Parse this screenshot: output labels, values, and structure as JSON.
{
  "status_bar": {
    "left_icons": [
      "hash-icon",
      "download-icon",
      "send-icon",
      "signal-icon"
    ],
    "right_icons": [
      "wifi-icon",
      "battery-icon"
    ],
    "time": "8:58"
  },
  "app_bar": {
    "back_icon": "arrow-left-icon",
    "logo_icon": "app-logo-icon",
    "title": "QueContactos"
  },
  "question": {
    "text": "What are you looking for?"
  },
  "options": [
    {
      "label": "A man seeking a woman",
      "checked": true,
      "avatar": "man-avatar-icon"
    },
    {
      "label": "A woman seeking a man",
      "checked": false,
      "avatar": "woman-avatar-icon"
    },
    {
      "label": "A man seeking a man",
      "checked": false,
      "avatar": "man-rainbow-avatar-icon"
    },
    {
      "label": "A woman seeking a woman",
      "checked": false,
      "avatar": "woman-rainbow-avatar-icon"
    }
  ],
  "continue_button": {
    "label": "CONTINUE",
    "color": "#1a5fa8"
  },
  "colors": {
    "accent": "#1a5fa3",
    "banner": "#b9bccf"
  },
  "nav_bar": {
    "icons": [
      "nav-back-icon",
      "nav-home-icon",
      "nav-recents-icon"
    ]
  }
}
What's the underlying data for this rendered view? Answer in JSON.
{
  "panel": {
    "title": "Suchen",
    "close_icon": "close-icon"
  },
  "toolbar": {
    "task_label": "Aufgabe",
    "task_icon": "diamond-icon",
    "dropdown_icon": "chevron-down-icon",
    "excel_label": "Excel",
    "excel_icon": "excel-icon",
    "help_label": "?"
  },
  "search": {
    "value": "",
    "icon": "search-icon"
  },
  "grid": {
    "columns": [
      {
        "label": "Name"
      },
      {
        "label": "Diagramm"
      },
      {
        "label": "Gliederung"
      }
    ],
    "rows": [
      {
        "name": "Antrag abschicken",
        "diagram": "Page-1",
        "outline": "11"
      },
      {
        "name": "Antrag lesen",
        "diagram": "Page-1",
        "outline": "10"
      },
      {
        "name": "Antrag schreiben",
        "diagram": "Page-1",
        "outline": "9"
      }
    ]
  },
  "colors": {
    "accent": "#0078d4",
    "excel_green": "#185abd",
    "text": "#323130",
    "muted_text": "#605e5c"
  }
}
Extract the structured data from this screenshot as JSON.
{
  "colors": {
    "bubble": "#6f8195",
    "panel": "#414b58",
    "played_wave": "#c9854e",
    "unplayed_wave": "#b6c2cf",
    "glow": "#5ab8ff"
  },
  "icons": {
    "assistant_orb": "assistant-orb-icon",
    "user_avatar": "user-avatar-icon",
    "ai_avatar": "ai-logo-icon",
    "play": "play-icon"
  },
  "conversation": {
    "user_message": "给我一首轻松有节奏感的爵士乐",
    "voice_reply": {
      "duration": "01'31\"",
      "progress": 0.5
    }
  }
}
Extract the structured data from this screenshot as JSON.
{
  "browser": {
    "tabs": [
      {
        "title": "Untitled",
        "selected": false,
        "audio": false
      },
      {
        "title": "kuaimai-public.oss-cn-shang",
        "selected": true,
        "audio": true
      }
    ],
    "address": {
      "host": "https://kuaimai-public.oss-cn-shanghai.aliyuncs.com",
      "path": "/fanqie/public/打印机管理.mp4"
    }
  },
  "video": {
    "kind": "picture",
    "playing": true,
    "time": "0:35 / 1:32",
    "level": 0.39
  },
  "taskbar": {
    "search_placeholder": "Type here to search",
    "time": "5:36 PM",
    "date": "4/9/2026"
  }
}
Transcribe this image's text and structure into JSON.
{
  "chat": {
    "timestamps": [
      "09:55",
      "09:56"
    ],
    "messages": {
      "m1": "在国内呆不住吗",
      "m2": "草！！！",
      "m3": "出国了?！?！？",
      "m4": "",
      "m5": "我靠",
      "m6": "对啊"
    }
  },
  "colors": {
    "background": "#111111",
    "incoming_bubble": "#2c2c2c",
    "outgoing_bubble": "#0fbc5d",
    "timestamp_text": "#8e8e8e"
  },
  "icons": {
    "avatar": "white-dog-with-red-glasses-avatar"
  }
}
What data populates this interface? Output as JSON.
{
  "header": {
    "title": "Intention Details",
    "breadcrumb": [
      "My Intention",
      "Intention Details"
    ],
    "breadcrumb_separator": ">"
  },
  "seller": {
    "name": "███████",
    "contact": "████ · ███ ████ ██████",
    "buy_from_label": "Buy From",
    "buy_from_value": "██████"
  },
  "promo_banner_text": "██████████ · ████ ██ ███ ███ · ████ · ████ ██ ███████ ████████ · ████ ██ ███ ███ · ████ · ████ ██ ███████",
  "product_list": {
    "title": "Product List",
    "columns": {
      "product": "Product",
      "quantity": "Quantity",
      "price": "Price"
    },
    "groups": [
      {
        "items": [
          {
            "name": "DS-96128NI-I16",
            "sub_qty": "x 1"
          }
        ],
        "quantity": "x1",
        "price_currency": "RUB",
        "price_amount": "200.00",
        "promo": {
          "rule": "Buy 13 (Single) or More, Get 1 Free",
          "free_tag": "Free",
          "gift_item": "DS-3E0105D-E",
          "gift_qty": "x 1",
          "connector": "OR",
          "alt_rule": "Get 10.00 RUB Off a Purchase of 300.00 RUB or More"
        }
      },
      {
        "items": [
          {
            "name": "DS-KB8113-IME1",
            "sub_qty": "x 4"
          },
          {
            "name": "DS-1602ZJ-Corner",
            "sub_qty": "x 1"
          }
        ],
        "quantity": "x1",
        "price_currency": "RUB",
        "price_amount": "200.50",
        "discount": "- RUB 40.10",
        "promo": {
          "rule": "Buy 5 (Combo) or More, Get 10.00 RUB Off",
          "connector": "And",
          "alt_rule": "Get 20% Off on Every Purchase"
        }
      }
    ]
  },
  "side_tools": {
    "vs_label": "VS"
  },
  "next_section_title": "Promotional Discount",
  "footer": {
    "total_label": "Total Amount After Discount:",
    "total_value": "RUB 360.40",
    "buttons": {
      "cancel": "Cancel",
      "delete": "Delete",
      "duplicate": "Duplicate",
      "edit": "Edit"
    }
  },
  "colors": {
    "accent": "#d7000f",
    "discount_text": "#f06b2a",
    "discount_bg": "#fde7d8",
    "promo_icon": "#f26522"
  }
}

......

Job
Every record above must be duplicated exactly.

Response to the exercise
Parse this screenshot: output labels, values, and structure as JSON.
{
  "status_bar": {
    "left_icons": [
      "hash-icon",
      "download-icon",
      "send-icon",
      "signal-icon"
    ],
    "right_icons": [
      "wifi-icon",
      "battery-icon"
    ],
    "time": "8:58"
  },
  "app_bar": {
    "back_icon": "arrow-left-icon",
    "logo_icon": "app-logo-icon",
    "title": "QueContactos"
  },
  "question": {
    "text": "What are you looking for?"
  },
  "options": [
    {
      "label": "A man seeking a woman",
      "checked": true,
      "avatar": "man-avatar-icon"
    },
    {
      "label": "A woman seeking a man",
      "checked": false,
      "avatar": "woman-avatar-icon"
    },
    {
      "label": "A man seeking a man",
      "checked": false,
      "avatar": "man-rainbow-avatar-icon"
    },
    {
      "label": "A woman seeking a woman",
      "checked": false,
      "avatar": "woman-rainbow-avatar-icon"
    }
  ],
  "continue_button": {
    "label": "CONTINUE",
    "color": "#1a5fa8"
  },
  "colors": {
    "accent": "#1a5fa3",
    "banner": "#b9bccf"
  },
  "nav_bar": {
    "icons": [
      "nav-back-icon",
      "nav-home-icon",
      "nav-recents-icon"
    ]
  }
}
What's the underlying data for this rendered view? Answer in JSON.
{
  "panel": {
    "title": "Suchen",
    "close_icon": "close-icon"
  },
  "toolbar": {
    "task_label": "Aufgabe",
    "task_icon": "diamond-icon",
    "dropdown_icon": "chevron-down-icon",
    "excel_label": "Excel",
    "excel_icon": "excel-icon",
    "help_label": "?"
  },
  "search": {
    "value": "",
    "icon": "search-icon"
  },
  "grid": {
    "columns": [
      {
        "label": "Name"
      },
      {
        "label": "Diagramm"
      },
      {
        "label": "Gliederung"
      }
    ],
    "rows": [
      {
        "name": "Antrag abschicken",
        "diagram": "Page-1",
        "outline": "11"
      },
      {
        "name": "Antrag lesen",
        "diagram": "Page-1",
        "outline": "10"
      },
      {
        "name": "Antrag schreiben",
        "diagram": "Page-1",
        "outline": "9"
      }
    ]
  },
  "colors": {
    "accent": "#0078d4",
    "excel_green": "#185abd",
    "text": "#323130",
    "muted_text": "#605e5c"
  }
}
Extract the structured data from this screenshot as JSON.
{
  "colors": {
    "bubble": "#6f8195",
    "panel": "#414b58",
    "played_wave": "#c9854e",
    "unplayed_wave": "#b6c2cf",
    "glow": "#5ab8ff"
  },
  "icons": {
    "assistant_orb": "assistant-orb-icon",
    "user_avatar": "user-avatar-icon",
    "ai_avatar": "ai-logo-icon",
    "play": "play-icon"
  },
  "conversation": {
    "user_message": "给我一首轻松有节奏感的爵士乐",
    "voice_reply": {
      "duration": "01'31\"",
      "progress": 0.5
    }
  }
}
Extract the structured data from this screenshot as JSON.
{
  "browser": {
    "tabs": [
      {
        "title": "Untitled",
        "selected": false,
        "audio": false
      },
      {
        "title": "kuaimai-public.oss-cn-shang",
        "selected": true,
        "audio": true
      }
    ],
    "address": {
      "host": "https://kuaimai-public.oss-cn-shanghai.aliyuncs.com",
      "path": "/fanqie/public/打印机管理.mp4"
    }
  },
  "video": {
    "kind": "picture",
    "playing": true,
    "time": "0:35 / 1:32",
    "level": 0.39
  },
  "taskbar": {
    "search_placeholder": "Type here to search",
    "time": "5:36 PM",
    "date": "4/9/2026"
  }
}
Transcribe this image's text and structure into JSON.
{
  "chat": {
    "timestamps": [
      "09:55",
      "09:56"
    ],
    "messages": {
      "m1": "在国内呆不住吗",
      "m2": "草！！！",
      "m3": "出国了?！?！？",
      "m4": "",
      "m5": "我靠",
      "m6": "对啊"
    }
  },
  "colors": {
    "background": "#111111",
    "incoming_bubble": "#2c2c2c",
    "outgoing_bubble": "#0fbc5d",
    "timestamp_text": "#8e8e8e"
  },
  "icons": {
    "avatar": "white-dog-with-red-glasses-avatar"
  }
}
What data populates this interface? Output as JSON.
{
  "header": {
    "title": "Intention Details",
    "breadcrumb": [
      "My Intention",
      "Intention Details"
    ],
    "breadcrumb_separator": ">"
  },
  "seller": {
    "name": "███████",
    "contact": "████ · ███ ████ ██████",
    "buy_from_label": "Buy From",
    "buy_from_value": "██████"
  },
  "promo_banner_text": "██████████ · ████ ██ ███ ███ · ████ · ████ ██ ███████ ████████ · ████ ██ ███ ███ · ████ · ████ ██ ███████",
  "product_list": {
    "title": "Product List",
    "columns": {
      "product": "Product",
      "quantity": "Quantity",
      "price": "Price"
    },
    "groups": [
      {
        "items": [
          {
            "name": "DS-96128NI-I16",
            "sub_qty": "x 1"
          }
        ],
        "quantity": "x1",
        "price_currency": "RUB",
        "price_amount": "200.00",
        "promo": {
          "rule": "Buy 13 (Single) or More, Get 1 Free",
          "free_tag": "Free",
          "gift_item": "DS-3E0105D-E",
          "gift_qty": "x 1",
          "connector": "OR",
          "alt_rule": "Get 10.00 RUB Off a Purchase of 300.00 RUB or More"
        }
      },
      {
        "items": [
          {
            "name": "DS-KB8113-IME1",
            "sub_qty": "x 4"
          },
          {
            "name": "DS-1602ZJ-Corner",
            "sub_qty": "x 1"
          }
        ],
        "quantity": "x1",
        "price_currency": "RUB",
        "price_amount": "200.50",
        "discount": "- RUB 40.10",
        "promo": {
          "rule": "Buy 5 (Combo) or More, Get 10.00 RUB Off",
          "connector": "And",
          "alt_rule": "Get 20% Off on Every Purchase"
        }
      }
    ]
  },
  "side_tools": {
    "vs_label": "VS"
  },
  "next_section_title": "Promotional Discount",
  "footer": {
    "total_label": "Total Amount After Discount:",
    "total_value": "RUB 360.40",
    "buttons": {
      "cancel": "Cancel",
      "delete": "Delete",
      "duplicate": "Duplicate",
      "edit": "Edit"
    }
  },
  "colors": {
    "accent": "#d7000f",
    "discount_text": "#f06b2a",
    "discount_bg": "#fde7d8",
    "promo_icon": "#f26522"
  }
}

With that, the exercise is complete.